Go through the data below. List every line that holds the word "type".

== == ==

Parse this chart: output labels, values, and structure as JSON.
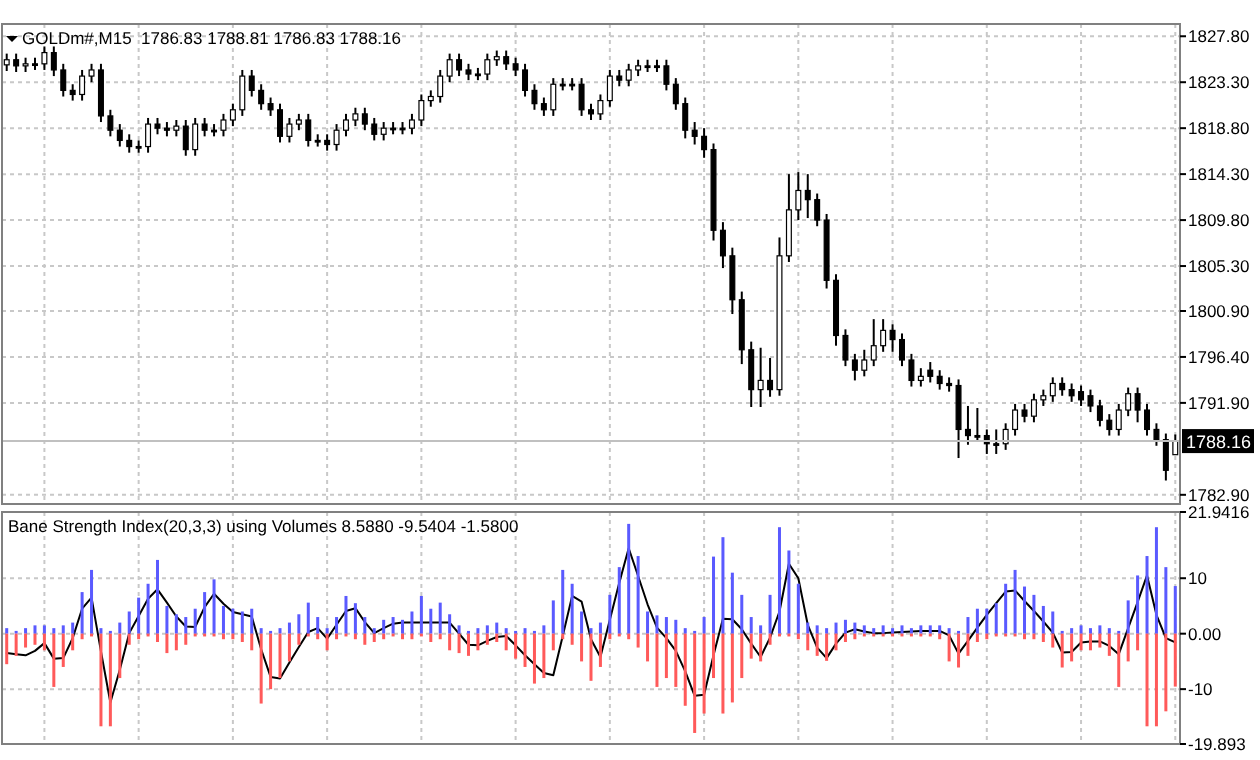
{
  "chart_data": [
    {
      "type": "candlestick",
      "title": "GOLDm#,M15  1786.83 1788.81 1786.83 1788.16",
      "color": "#000000",
      "grid": true,
      "categories": [
        null,
        null,
        null,
        null,
        null,
        null,
        null,
        null,
        null,
        null,
        null,
        null,
        null,
        null,
        null,
        null,
        null,
        null,
        null,
        null,
        null,
        null,
        null,
        null,
        null,
        null,
        null,
        null,
        null,
        null,
        null,
        null,
        null,
        null,
        null,
        null,
        null,
        null,
        null,
        null,
        null,
        null,
        null,
        null,
        null,
        null,
        null,
        null,
        null,
        null,
        null,
        null,
        null,
        null,
        null,
        null,
        null,
        null,
        null,
        null,
        null,
        null,
        null,
        null,
        null,
        null,
        null,
        null,
        null,
        null,
        null,
        null,
        null,
        null,
        null,
        null,
        null,
        null,
        null,
        null,
        null,
        null,
        null,
        null,
        null,
        null,
        null,
        null,
        null,
        null,
        null,
        null,
        null,
        null,
        null,
        null,
        null,
        null,
        null,
        null,
        null,
        null,
        null,
        null,
        null,
        null,
        null,
        null,
        null,
        null,
        null,
        null,
        null,
        null,
        null,
        null,
        null,
        null,
        null,
        null,
        null,
        null,
        null,
        null,
        null
      ],
      "ohlc": [
        [
          1825.0,
          1826.1,
          1824.4,
          1825.5
        ],
        [
          1825.5,
          1826.1,
          1824.3,
          1824.9
        ],
        [
          1824.9,
          1825.7,
          1824.3,
          1825.1
        ],
        [
          1825.1,
          1825.7,
          1824.5,
          1825.1
        ],
        [
          1825.1,
          1826.8,
          1824.5,
          1826.2
        ],
        [
          1826.2,
          1826.8,
          1823.9,
          1824.5
        ],
        [
          1824.5,
          1825.1,
          1821.9,
          1822.5
        ],
        [
          1822.5,
          1823.1,
          1821.5,
          1822.1
        ],
        [
          1822.1,
          1824.5,
          1821.5,
          1823.9
        ],
        [
          1823.9,
          1825.1,
          1823.3,
          1824.5
        ],
        [
          1824.5,
          1825.1,
          1819.4,
          1820.0
        ],
        [
          1820.0,
          1820.6,
          1818.0,
          1818.6
        ],
        [
          1818.6,
          1819.2,
          1817.0,
          1817.6
        ],
        [
          1817.6,
          1818.2,
          1816.4,
          1817.0
        ],
        [
          1817.0,
          1817.6,
          1816.4,
          1817.0
        ],
        [
          1817.0,
          1819.8,
          1816.4,
          1819.2
        ],
        [
          1819.2,
          1819.8,
          1818.2,
          1818.8
        ],
        [
          1818.8,
          1819.4,
          1818.0,
          1818.6
        ],
        [
          1818.6,
          1819.6,
          1818.0,
          1819.0
        ],
        [
          1819.0,
          1819.6,
          1816.1,
          1816.7
        ],
        [
          1816.7,
          1819.8,
          1816.1,
          1819.2
        ],
        [
          1819.2,
          1819.8,
          1818.0,
          1818.6
        ],
        [
          1818.6,
          1819.2,
          1818.0,
          1818.6
        ],
        [
          1818.6,
          1820.2,
          1818.0,
          1819.6
        ],
        [
          1819.6,
          1821.2,
          1819.0,
          1820.6
        ],
        [
          1820.6,
          1824.5,
          1820.0,
          1823.9
        ],
        [
          1823.9,
          1824.5,
          1821.9,
          1822.5
        ],
        [
          1822.5,
          1823.1,
          1820.6,
          1821.2
        ],
        [
          1821.2,
          1821.8,
          1820.0,
          1820.6
        ],
        [
          1820.6,
          1821.2,
          1817.4,
          1818.0
        ],
        [
          1818.0,
          1819.8,
          1817.4,
          1819.2
        ],
        [
          1819.2,
          1820.2,
          1818.6,
          1819.6
        ],
        [
          1819.6,
          1820.2,
          1817.0,
          1817.6
        ],
        [
          1817.6,
          1818.2,
          1817.0,
          1817.6
        ],
        [
          1817.6,
          1818.2,
          1816.6,
          1817.2
        ],
        [
          1817.2,
          1819.2,
          1816.6,
          1818.6
        ],
        [
          1818.6,
          1820.2,
          1818.0,
          1819.6
        ],
        [
          1819.6,
          1820.8,
          1819.0,
          1820.2
        ],
        [
          1820.2,
          1820.8,
          1818.6,
          1819.2
        ],
        [
          1819.2,
          1819.8,
          1817.6,
          1818.2
        ],
        [
          1818.2,
          1819.4,
          1817.6,
          1818.8
        ],
        [
          1818.8,
          1819.4,
          1818.2,
          1818.8
        ],
        [
          1818.8,
          1819.4,
          1818.2,
          1818.8
        ],
        [
          1818.8,
          1820.2,
          1818.2,
          1819.6
        ],
        [
          1819.6,
          1822.1,
          1819.0,
          1821.5
        ],
        [
          1821.5,
          1822.5,
          1820.9,
          1821.9
        ],
        [
          1821.9,
          1824.5,
          1821.3,
          1823.9
        ],
        [
          1823.9,
          1826.1,
          1823.3,
          1825.5
        ],
        [
          1825.5,
          1826.1,
          1823.9,
          1824.5
        ],
        [
          1824.5,
          1825.1,
          1823.5,
          1824.1
        ],
        [
          1824.1,
          1824.7,
          1823.5,
          1824.1
        ],
        [
          1824.1,
          1826.1,
          1823.5,
          1825.5
        ],
        [
          1825.5,
          1826.4,
          1824.9,
          1825.8
        ],
        [
          1825.8,
          1826.4,
          1824.5,
          1825.1
        ],
        [
          1825.1,
          1825.7,
          1823.9,
          1824.5
        ],
        [
          1824.5,
          1825.1,
          1821.9,
          1822.5
        ],
        [
          1822.5,
          1823.1,
          1820.6,
          1821.2
        ],
        [
          1821.2,
          1821.8,
          1820.0,
          1820.6
        ],
        [
          1820.6,
          1823.7,
          1820.0,
          1823.1
        ],
        [
          1823.1,
          1823.7,
          1822.5,
          1823.1
        ],
        [
          1823.1,
          1823.7,
          1822.5,
          1823.1
        ],
        [
          1823.1,
          1823.7,
          1820.0,
          1820.6
        ],
        [
          1820.6,
          1821.2,
          1819.6,
          1820.2
        ],
        [
          1820.2,
          1822.1,
          1819.6,
          1821.5
        ],
        [
          1821.5,
          1824.5,
          1820.9,
          1823.9
        ],
        [
          1823.9,
          1824.5,
          1822.9,
          1823.5
        ],
        [
          1823.5,
          1825.1,
          1822.9,
          1824.5
        ],
        [
          1824.5,
          1825.5,
          1823.9,
          1824.9
        ],
        [
          1824.9,
          1825.5,
          1824.3,
          1824.9
        ],
        [
          1824.9,
          1825.5,
          1824.3,
          1824.9
        ],
        [
          1824.9,
          1825.5,
          1822.5,
          1823.1
        ],
        [
          1823.1,
          1823.7,
          1820.6,
          1821.2
        ],
        [
          1821.2,
          1821.8,
          1817.8,
          1818.6
        ],
        [
          1818.6,
          1819.4,
          1817.2,
          1818.0
        ],
        [
          1818.0,
          1818.8,
          1815.9,
          1816.7
        ],
        [
          1816.7,
          1817.3,
          1807.8,
          1808.8
        ],
        [
          1808.8,
          1809.6,
          1805.1,
          1806.3
        ],
        [
          1806.3,
          1807.1,
          1800.6,
          1802.0
        ],
        [
          1802.0,
          1802.8,
          1795.7,
          1797.1
        ],
        [
          1797.1,
          1797.9,
          1791.5,
          1793.2
        ],
        [
          1793.2,
          1797.3,
          1791.5,
          1794.1
        ],
        [
          1794.1,
          1796.3,
          1792.5,
          1793.2
        ],
        [
          1793.2,
          1808.1,
          1792.6,
          1806.3
        ],
        [
          1806.3,
          1814.3,
          1805.7,
          1810.8
        ],
        [
          1810.8,
          1814.5,
          1809.8,
          1812.7
        ],
        [
          1812.7,
          1814.3,
          1810.0,
          1811.8
        ],
        [
          1811.8,
          1812.4,
          1809.2,
          1809.8
        ],
        [
          1809.8,
          1810.4,
          1803.1,
          1803.9
        ],
        [
          1803.9,
          1804.5,
          1797.5,
          1798.5
        ],
        [
          1798.5,
          1799.1,
          1795.5,
          1796.1
        ],
        [
          1796.1,
          1796.7,
          1794.1,
          1795.1
        ],
        [
          1795.1,
          1797.1,
          1794.5,
          1796.1
        ],
        [
          1796.1,
          1800.1,
          1795.5,
          1797.5
        ],
        [
          1797.5,
          1800.1,
          1796.9,
          1799.0
        ],
        [
          1799.0,
          1799.6,
          1796.9,
          1798.1
        ],
        [
          1798.1,
          1798.7,
          1795.5,
          1796.1
        ],
        [
          1796.1,
          1796.7,
          1793.5,
          1794.1
        ],
        [
          1794.1,
          1795.3,
          1793.5,
          1794.5
        ],
        [
          1795.1,
          1795.9,
          1793.9,
          1794.5
        ],
        [
          1794.5,
          1795.1,
          1793.2,
          1793.8
        ],
        [
          1793.8,
          1794.4,
          1793.0,
          1793.6
        ],
        [
          1793.6,
          1794.2,
          1786.5,
          1789.3
        ],
        [
          1789.3,
          1791.6,
          1787.8,
          1788.7
        ],
        [
          1788.7,
          1791.4,
          1788.1,
          1788.7
        ],
        [
          1788.7,
          1789.3,
          1786.9,
          1787.9
        ],
        [
          1787.9,
          1789.3,
          1786.9,
          1787.9
        ],
        [
          1787.9,
          1789.9,
          1787.3,
          1789.3
        ],
        [
          1789.3,
          1791.8,
          1788.7,
          1791.2
        ],
        [
          1791.2,
          1791.8,
          1790.0,
          1790.6
        ],
        [
          1790.6,
          1792.8,
          1790.0,
          1792.2
        ],
        [
          1792.2,
          1793.2,
          1791.6,
          1792.6
        ],
        [
          1792.6,
          1794.4,
          1792.0,
          1793.8
        ],
        [
          1793.8,
          1794.4,
          1792.6,
          1793.2
        ],
        [
          1793.2,
          1793.8,
          1792.0,
          1792.6
        ],
        [
          1793.0,
          1793.6,
          1791.6,
          1792.2
        ],
        [
          1792.6,
          1793.2,
          1791.0,
          1791.6
        ],
        [
          1791.6,
          1792.2,
          1789.6,
          1790.2
        ],
        [
          1790.2,
          1790.8,
          1788.7,
          1789.3
        ],
        [
          1789.3,
          1791.8,
          1788.7,
          1791.2
        ],
        [
          1791.2,
          1793.4,
          1790.6,
          1792.8
        ],
        [
          1792.8,
          1793.4,
          1790.0,
          1791.2
        ],
        [
          1791.2,
          1791.8,
          1788.7,
          1789.3
        ],
        [
          1789.3,
          1789.9,
          1787.7,
          1788.3
        ],
        [
          1788.3,
          1788.9,
          1784.3,
          1785.3
        ],
        [
          1786.83,
          1788.81,
          1786.83,
          1788.16
        ]
      ],
      "ylim": [
        1782.0,
        1829.0
      ],
      "yticks": [
        {
          "value": 1827.8,
          "label": "1827.80"
        },
        {
          "value": 1823.3,
          "label": "1823.30"
        },
        {
          "value": 1818.8,
          "label": "1818.80"
        },
        {
          "value": 1814.3,
          "label": "1814.30"
        },
        {
          "value": 1809.8,
          "label": "1809.80"
        },
        {
          "value": 1805.3,
          "label": "1805.30"
        },
        {
          "value": 1800.9,
          "label": "1800.90"
        },
        {
          "value": 1796.4,
          "label": "1796.40"
        },
        {
          "value": 1791.9,
          "label": "1791.90"
        },
        {
          "value": 1782.9,
          "label": "1782.90"
        }
      ],
      "ref_lines": [
        {
          "axis": "y",
          "value": 1788.16,
          "label": "1788.16",
          "color": "#c0c0c0"
        }
      ]
    },
    {
      "type": "bar",
      "title": "Bane Strength Index(20,3,3) using Volumes 8.5880 -9.5404 -1.5800",
      "grid": true,
      "categories": [
        null,
        null,
        null,
        null,
        null,
        null,
        null,
        null,
        null,
        null,
        null,
        null,
        null,
        null,
        null,
        null,
        null,
        null,
        null,
        null,
        null,
        null,
        null,
        null,
        null,
        null,
        null,
        null,
        null,
        null,
        null,
        null,
        null,
        null,
        null,
        null,
        null,
        null,
        null,
        null,
        null,
        null,
        null,
        null,
        null,
        null,
        null,
        null,
        null,
        null,
        null,
        null,
        null,
        null,
        null,
        null,
        null,
        null,
        null,
        null,
        null,
        null,
        null,
        null,
        null,
        null,
        null,
        null,
        null,
        null,
        null,
        null,
        null,
        null,
        null,
        null,
        null,
        null,
        null,
        null,
        null,
        null,
        null,
        null,
        null,
        null,
        null,
        null,
        null,
        null,
        null,
        null,
        null,
        null,
        null,
        null,
        null,
        null,
        null,
        null,
        null,
        null,
        null,
        null,
        null,
        null,
        null,
        null,
        null,
        null,
        null,
        null,
        null,
        null,
        null,
        null,
        null,
        null,
        null,
        null,
        null,
        null,
        null,
        null,
        null
      ],
      "series": [
        {
          "color": "#5a5aff",
          "values": [
            1.0,
            0.5,
            1.0,
            1.5,
            1.5,
            1.0,
            1.5,
            2.0,
            7.5,
            11.5,
            1.0,
            0.5,
            2.0,
            4.0,
            6.5,
            9.0,
            13.3,
            5.0,
            3.5,
            3.0,
            4.5,
            7.5,
            9.8,
            5.0,
            4.5,
            4.0,
            4.5,
            1.0,
            0.5,
            1.0,
            2.0,
            3.5,
            5.6,
            3.0,
            1.0,
            3.0,
            6.8,
            5.5,
            3.0,
            1.0,
            2.5,
            3.0,
            2.5,
            4.0,
            6.8,
            4.5,
            5.6,
            3.5,
            1.5,
            0.5,
            1.0,
            1.5,
            2.0,
            1.0,
            0.5,
            1.0,
            0.5,
            1.5,
            6.0,
            11.5,
            9.0,
            4.0,
            1.0,
            2.0,
            7.0,
            12.0,
            19.8,
            14.0,
            4.0,
            3.3,
            3.0,
            2.5,
            1.0,
            0.5,
            3.0,
            13.9,
            17.4,
            11.0,
            7.0,
            3.0,
            1.5,
            7.0,
            19.2,
            15.0,
            9.0,
            2.0,
            1.5,
            1.0,
            2.0,
            2.5,
            2.0,
            1.5,
            1.0,
            1.5,
            1.0,
            1.5,
            1.0,
            1.5,
            1.5,
            1.5,
            1.0,
            0.5,
            3.0,
            4.5,
            4.5,
            5.5,
            9.0,
            11.5,
            8.5,
            7.0,
            5.0,
            4.0,
            0.5,
            1.0,
            1.5,
            1.0,
            1.5,
            1.0,
            0.5,
            6.0,
            10.5,
            14.0,
            19.2,
            12.0,
            8.588
          ]
        },
        {
          "color": "#ff5a5a",
          "values": [
            -5.5,
            -4.0,
            -2.5,
            -2.0,
            -3.0,
            -9.6,
            -6.0,
            -3.0,
            -1.0,
            -0.5,
            -16.7,
            -16.7,
            -8.0,
            -2.0,
            -1.0,
            -0.5,
            -1.5,
            -3.5,
            -3.0,
            -2.0,
            -0.5,
            -0.5,
            -0.5,
            -1.0,
            -1.0,
            -1.5,
            -3.0,
            -12.6,
            -10.0,
            -8.0,
            -5.0,
            -2.0,
            -0.5,
            -1.0,
            -3.0,
            -1.0,
            -0.5,
            -1.0,
            -2.0,
            -1.5,
            -1.0,
            -0.5,
            -1.0,
            -1.0,
            -0.5,
            -1.5,
            -1.0,
            -3.0,
            -3.5,
            -4.0,
            -3.0,
            -2.0,
            -1.5,
            -3.0,
            -4.5,
            -6.0,
            -9.0,
            -8.0,
            -3.0,
            -1.0,
            -2.0,
            -5.0,
            -8.5,
            -6.0,
            -1.0,
            -0.5,
            -1.0,
            -2.5,
            -5.0,
            -9.6,
            -8.0,
            -9.6,
            -13.0,
            -17.9,
            -14.4,
            -8.0,
            -14.4,
            -12.4,
            -8.0,
            -4.5,
            -5.0,
            -2.0,
            -0.5,
            -0.5,
            -1.0,
            -3.0,
            -4.0,
            -4.9,
            -3.0,
            -1.5,
            -1.0,
            -0.5,
            -0.5,
            -0.5,
            -0.5,
            -0.5,
            -0.5,
            -0.5,
            -0.5,
            -1.0,
            -5.0,
            -6.1,
            -4.0,
            -1.5,
            -1.0,
            -0.5,
            -0.5,
            -0.5,
            -1.0,
            -1.0,
            -1.5,
            -2.5,
            -6.1,
            -5.0,
            -3.0,
            -3.0,
            -2.5,
            -4.0,
            -9.6,
            -5.0,
            -3.0,
            -16.7,
            -16.7,
            -14.0,
            -9.5404
          ]
        },
        {
          "type": "line",
          "color": "#000000",
          "values": [
            -3.5,
            -3.7,
            -3.9,
            -3.1,
            -1.7,
            -4.5,
            -4.4,
            -0.8,
            4.5,
            6.5,
            -3.2,
            -12.4,
            -6.5,
            0.1,
            3.2,
            6.3,
            8.0,
            5.6,
            3.1,
            1.3,
            1.2,
            4.8,
            7.2,
            5.4,
            3.9,
            3.5,
            3.1,
            -2.8,
            -7.8,
            -8.1,
            -5.2,
            -2.4,
            0.3,
            1.0,
            -0.9,
            1.6,
            4.1,
            4.6,
            2.1,
            0.1,
            1.0,
            1.8,
            2.0,
            2.0,
            2.0,
            2.0,
            2.0,
            2.0,
            0.0,
            -2.0,
            -2.1,
            -1.3,
            -0.6,
            -0.4,
            -2.1,
            -3.9,
            -5.5,
            -7.1,
            -7.5,
            -0.4,
            6.8,
            5.8,
            -1.0,
            -4.2,
            2.5,
            9.2,
            15.4,
            10.4,
            5.3,
            1.1,
            -0.8,
            -3.1,
            -6.8,
            -11.2,
            -11.0,
            -3.9,
            2.7,
            2.6,
            0.8,
            -1.8,
            -4.2,
            -0.7,
            4.0,
            12.6,
            10.0,
            1.6,
            -2.5,
            -4.4,
            -1.8,
            0.2,
            0.8,
            0.4,
            0.1,
            0.1,
            0.2,
            0.3,
            0.4,
            0.5,
            0.5,
            0.5,
            -0.3,
            -3.6,
            -1.3,
            1.1,
            3.4,
            5.5,
            7.6,
            7.8,
            5.9,
            4.1,
            2.2,
            0.2,
            -3.4,
            -3.3,
            -1.6,
            -1.4,
            -1.4,
            -2.2,
            -3.7,
            1.0,
            5.7,
            10.5,
            3.4,
            -0.8,
            -1.58
          ]
        }
      ],
      "ylim": [
        -19.893,
        21.9416
      ],
      "yticks": [
        {
          "value": 21.9416,
          "label": "21.9416"
        },
        10,
        {
          "value": 0,
          "label": "0.00"
        },
        -10,
        {
          "value": -19.893,
          "label": "-19.893"
        }
      ]
    }
  ]
}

== == ==

> [RESPONSE TO THIS TASK]
      "type": "candlestick",
      "type": "bar",
          "type": "line",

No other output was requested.